> _SOURCE EXTRACT_:
"""
[llvm] r217744 - [x86] Teach the new vector shuffle lowering to use BLENDPS and BLENDPD.

Mon Sep 15 03:43:38 PDT 2014

Really nice! Thanks for this patch.

On Mon, Sep 15, 2014 at 12:43 AM, Chandler Carruth <chandlerc at gmail.com> wrote:
> Author: chandlerc
> Date: Sun Sep 14 18:43:33 2014
> New Revision: 217744
>
> URL: http://llvm.org/viewvc/llvm-project?rev=217744&view=rev
> Log:
> [x86] Teach the new vector shuffle lowering to use BLENDPS and BLENDPD.
>
> These are super simple. They even take precedence over crazy
> instructions like INSERTPS because they have very high throughput on
> modern x86 chips.
>
> I still have to teach the integer shuffle variants about this to avoid
> so many domain crossings. However, due to the particular instructions
> available, that's a touch more complex and so a separate patch.
>
> Also, the backend doesn't seem to realize it can commute blend
> instructions by negating the mask. That would help remove a number of
> copies here. Suggestions on how to do this welcome, it's an area I'm
> less familiar with.

I guess you are referring to this test in particular:

 ; SSE41-LABEL: @shuffle_v4f32_4zzz
-; SSE41:         insertps {{.*}} # xmm0 = xmm0[0],zero,zero,zero
+; SSE41:         xorps %[[X:xmm[0-9]+]], %[[X]]
+; SSE41-NEXT:    blendps {{.*}} # [[X]] = xmm0[0],[[X]][1,2,3]
+; SSE41-NEXT:    movaps %[[X]], %xmm0
 ; SSE41-NEXT:    retq

If we commute the blendps then we can get rid of the extra movaps.

Also, in this test, I am not sure if a xorps+blendps would do better
than a single insertps. In case, we might want to check if one of the
operands to the blend is a vector of all-zeros and prefer a single
insertps instead of a xorps+blendps combo.

Incidentally, while looking at the new codegen, I noticed something
odd in the generated assembly of some hand written examples.

Example:
;;;;
  %vecext = extractelement <4 x float> %A, i32 1
  %vecinit = insertelement <4 x float> <float 0.0, float undef, float
undef, float undef>, float %vecext, i32 1
  %vecinit1 = insertelement <4 x float> %vecinit, float 0.0, i32 2
  %vecinit3 = shufflevector <4 x float> %vecinit1, <4 x float> %A, <4
x i32><i32 0, i32 1, i32 2, i32 7>
  ret <4 x float> %vecinit3
;;;;

The above IR is obtained from:
////
  __m128 foo(__m128 A) {
    return (__m128) {0.0f, A[1], 0.0f, A[3] };
  }
////

The good news is that your new shuffle lowering algorithm is
definitely improving the codegen of that example.
"""
> _PROMPT 1_:
Write out the listing verbatim, from its first line through the line containing "ac-source-right (390, 166, 430, 174)", with both of those lines included.

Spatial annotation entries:
"""
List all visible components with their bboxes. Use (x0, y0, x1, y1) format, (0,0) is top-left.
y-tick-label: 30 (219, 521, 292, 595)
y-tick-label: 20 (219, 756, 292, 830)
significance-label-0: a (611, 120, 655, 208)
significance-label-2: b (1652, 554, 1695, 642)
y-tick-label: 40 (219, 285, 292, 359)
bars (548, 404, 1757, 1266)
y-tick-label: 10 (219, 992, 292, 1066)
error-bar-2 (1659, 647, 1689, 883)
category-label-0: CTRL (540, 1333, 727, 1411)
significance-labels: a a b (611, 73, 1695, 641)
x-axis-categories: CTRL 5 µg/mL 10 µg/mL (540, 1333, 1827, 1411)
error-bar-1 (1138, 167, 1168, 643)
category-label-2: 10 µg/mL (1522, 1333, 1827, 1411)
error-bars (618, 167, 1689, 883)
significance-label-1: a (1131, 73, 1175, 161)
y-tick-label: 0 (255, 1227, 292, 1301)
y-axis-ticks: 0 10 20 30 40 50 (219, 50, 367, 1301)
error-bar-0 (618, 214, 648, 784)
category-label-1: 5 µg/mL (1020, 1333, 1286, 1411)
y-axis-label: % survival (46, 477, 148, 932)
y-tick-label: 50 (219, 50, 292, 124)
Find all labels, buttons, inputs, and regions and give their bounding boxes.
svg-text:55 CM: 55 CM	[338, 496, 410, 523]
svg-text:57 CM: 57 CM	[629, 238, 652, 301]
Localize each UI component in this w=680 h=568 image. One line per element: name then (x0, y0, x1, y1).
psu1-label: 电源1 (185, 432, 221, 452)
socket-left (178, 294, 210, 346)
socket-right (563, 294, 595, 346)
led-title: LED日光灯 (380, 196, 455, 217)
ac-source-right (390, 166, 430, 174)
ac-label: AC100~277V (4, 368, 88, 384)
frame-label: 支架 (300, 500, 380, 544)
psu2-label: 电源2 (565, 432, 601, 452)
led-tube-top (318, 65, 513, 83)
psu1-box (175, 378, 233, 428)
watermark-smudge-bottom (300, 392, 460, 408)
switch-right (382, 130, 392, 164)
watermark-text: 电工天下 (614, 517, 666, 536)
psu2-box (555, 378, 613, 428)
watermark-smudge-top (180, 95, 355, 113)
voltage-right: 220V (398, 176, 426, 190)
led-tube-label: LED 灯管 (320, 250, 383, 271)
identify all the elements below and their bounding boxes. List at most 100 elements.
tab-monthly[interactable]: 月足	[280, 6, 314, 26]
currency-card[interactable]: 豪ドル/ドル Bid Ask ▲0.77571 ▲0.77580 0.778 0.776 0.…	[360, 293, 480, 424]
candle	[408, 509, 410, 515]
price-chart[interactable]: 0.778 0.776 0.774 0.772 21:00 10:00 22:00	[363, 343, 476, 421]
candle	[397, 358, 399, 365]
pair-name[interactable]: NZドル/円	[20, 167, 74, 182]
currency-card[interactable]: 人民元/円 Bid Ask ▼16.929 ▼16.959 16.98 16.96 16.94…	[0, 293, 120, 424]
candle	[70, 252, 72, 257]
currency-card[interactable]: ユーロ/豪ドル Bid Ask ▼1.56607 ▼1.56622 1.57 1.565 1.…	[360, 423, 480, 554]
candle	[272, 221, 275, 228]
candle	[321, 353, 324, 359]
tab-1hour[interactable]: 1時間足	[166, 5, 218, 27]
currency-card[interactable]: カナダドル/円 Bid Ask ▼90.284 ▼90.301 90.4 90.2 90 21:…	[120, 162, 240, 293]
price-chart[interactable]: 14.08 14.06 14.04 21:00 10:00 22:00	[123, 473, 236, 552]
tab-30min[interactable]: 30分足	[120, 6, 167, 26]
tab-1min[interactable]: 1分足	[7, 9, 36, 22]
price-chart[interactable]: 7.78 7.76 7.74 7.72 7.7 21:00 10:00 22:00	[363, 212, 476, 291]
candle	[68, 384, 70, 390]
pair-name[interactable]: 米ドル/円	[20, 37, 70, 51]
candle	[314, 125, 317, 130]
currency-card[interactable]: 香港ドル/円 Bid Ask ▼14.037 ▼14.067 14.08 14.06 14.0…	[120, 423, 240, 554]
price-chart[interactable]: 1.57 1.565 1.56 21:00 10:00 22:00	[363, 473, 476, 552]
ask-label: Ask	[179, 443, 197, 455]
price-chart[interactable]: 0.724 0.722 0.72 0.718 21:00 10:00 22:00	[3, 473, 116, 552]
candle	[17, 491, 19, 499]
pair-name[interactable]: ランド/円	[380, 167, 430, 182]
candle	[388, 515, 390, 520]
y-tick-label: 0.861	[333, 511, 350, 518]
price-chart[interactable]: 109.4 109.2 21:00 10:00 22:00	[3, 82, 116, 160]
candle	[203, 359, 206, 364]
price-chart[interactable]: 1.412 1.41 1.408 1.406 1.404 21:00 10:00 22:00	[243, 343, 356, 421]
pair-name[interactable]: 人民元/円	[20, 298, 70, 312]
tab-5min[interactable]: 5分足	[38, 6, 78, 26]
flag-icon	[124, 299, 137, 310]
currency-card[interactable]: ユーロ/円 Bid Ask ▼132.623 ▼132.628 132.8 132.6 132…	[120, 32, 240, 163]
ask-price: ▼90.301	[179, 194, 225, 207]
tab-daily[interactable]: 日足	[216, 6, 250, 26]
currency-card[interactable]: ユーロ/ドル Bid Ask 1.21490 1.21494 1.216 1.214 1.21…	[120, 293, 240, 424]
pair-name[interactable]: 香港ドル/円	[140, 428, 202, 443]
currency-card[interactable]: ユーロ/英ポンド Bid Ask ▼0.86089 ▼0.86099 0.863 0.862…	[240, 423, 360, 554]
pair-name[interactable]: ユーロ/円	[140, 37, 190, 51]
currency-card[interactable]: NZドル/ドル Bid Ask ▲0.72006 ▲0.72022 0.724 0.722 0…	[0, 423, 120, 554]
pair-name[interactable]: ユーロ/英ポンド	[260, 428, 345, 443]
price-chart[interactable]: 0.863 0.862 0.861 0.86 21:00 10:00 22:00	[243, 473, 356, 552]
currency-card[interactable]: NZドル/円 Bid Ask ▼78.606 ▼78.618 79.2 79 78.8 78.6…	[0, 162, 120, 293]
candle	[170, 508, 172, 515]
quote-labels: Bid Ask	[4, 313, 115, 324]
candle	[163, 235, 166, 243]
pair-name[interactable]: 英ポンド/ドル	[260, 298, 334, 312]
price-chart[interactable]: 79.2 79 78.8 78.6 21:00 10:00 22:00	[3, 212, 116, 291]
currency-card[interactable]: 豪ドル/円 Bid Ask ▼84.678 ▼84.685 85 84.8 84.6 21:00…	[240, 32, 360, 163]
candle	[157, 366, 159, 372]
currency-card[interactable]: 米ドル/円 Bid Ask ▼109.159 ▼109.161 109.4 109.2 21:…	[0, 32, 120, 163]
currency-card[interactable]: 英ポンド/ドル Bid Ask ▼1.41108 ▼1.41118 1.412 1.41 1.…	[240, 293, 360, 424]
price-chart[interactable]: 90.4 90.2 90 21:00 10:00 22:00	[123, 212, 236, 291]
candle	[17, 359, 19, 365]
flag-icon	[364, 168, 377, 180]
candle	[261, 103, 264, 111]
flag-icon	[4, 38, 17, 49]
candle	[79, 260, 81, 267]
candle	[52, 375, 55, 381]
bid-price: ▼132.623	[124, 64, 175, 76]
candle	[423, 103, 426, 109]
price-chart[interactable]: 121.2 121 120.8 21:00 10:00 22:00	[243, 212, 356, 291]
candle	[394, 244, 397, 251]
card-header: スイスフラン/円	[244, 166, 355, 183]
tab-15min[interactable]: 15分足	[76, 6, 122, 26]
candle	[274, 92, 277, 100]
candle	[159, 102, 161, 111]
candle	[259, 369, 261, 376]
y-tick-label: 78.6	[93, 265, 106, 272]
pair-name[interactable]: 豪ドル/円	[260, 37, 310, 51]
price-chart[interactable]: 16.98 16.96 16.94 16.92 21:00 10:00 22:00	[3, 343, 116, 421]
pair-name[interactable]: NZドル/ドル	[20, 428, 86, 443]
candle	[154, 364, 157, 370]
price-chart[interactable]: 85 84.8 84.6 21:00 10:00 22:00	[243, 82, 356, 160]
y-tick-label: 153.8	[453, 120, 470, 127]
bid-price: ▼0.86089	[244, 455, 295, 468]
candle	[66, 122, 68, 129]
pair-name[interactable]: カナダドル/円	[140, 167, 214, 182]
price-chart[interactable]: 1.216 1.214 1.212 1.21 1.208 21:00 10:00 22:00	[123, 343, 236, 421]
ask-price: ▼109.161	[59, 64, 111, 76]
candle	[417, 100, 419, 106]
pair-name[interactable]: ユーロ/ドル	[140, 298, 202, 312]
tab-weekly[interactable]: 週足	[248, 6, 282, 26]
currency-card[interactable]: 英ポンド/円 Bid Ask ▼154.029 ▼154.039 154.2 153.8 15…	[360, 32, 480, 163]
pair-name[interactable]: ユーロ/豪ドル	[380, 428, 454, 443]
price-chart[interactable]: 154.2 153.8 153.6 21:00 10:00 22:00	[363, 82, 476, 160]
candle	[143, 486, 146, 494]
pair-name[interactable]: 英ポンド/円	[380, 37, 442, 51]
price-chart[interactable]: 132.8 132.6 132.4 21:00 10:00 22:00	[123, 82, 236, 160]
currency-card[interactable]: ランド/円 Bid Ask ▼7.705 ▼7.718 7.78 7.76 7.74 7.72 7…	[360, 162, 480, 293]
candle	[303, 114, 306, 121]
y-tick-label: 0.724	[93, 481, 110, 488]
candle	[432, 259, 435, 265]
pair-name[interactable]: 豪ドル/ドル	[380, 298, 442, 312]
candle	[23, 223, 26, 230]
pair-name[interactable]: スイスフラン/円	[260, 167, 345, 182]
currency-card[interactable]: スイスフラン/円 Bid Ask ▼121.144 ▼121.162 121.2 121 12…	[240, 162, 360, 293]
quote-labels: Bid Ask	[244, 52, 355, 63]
"""
> _PROMPT 2_:
Reproduce word for word the part of the BLENDPS patch thread that opens with the words containing "Also, in this" and closes with "a xorps+blendps combo.".

> _SOLUTION 1_:
List all visible components with their bboxes. Use (x0, y0, x1, y1) format, (0,0) is top-left.
y-tick-label: 30 (219, 521, 292, 595)
y-tick-label: 20 (219, 756, 292, 830)
significance-label-0: a (611, 120, 655, 208)
significance-label-2: b (1652, 554, 1695, 642)
y-tick-label: 40 (219, 285, 292, 359)
bars (548, 404, 1757, 1266)
y-tick-label: 10 (219, 992, 292, 1066)
error-bar-2 (1659, 647, 1689, 883)
category-label-0: CTRL (540, 1333, 727, 1411)
significance-labels: a a b (611, 73, 1695, 641)
x-axis-categories: CTRL 5 µg/mL 10 µg/mL (540, 1333, 1827, 1411)
error-bar-1 (1138, 167, 1168, 643)
category-label-2: 10 µg/mL (1522, 1333, 1827, 1411)
error-bars (618, 167, 1689, 883)
significance-label-1: a (1131, 73, 1175, 161)
y-tick-label: 0 (255, 1227, 292, 1301)
y-axis-ticks: 0 10 20 30 40 50 (219, 50, 367, 1301)
error-bar-0 (618, 214, 648, 784)
category-label-1: 5 µg/mL (1020, 1333, 1286, 1411)
y-axis-label: % survival (46, 477, 148, 932)
y-tick-label: 50 (219, 50, 292, 124)
Find all labels, buttons, inputs, and regions and give their bounding boxes.
svg-text:55 CM: 55 CM	[338, 496, 410, 523]
svg-text:57 CM: 57 CM	[629, 238, 652, 301]
Localize each UI component in this w=680 h=568 image. One line per element: name then (x0, y0, x1, y1).
psu1-label: 电源1 (185, 432, 221, 452)
socket-left (178, 294, 210, 346)
socket-right (563, 294, 595, 346)
led-title: LED日光灯 (380, 196, 455, 217)
ac-source-right (390, 166, 430, 174)

> _SOLUTION 2_:
Also, in this test, I am not sure if a xorps+blendps would do better
than a single insertps. In case, we might want to check if one of the
operands to the blend is a vector of all-zeros and prefer a single
insertps instead of a xorps+blendps combo.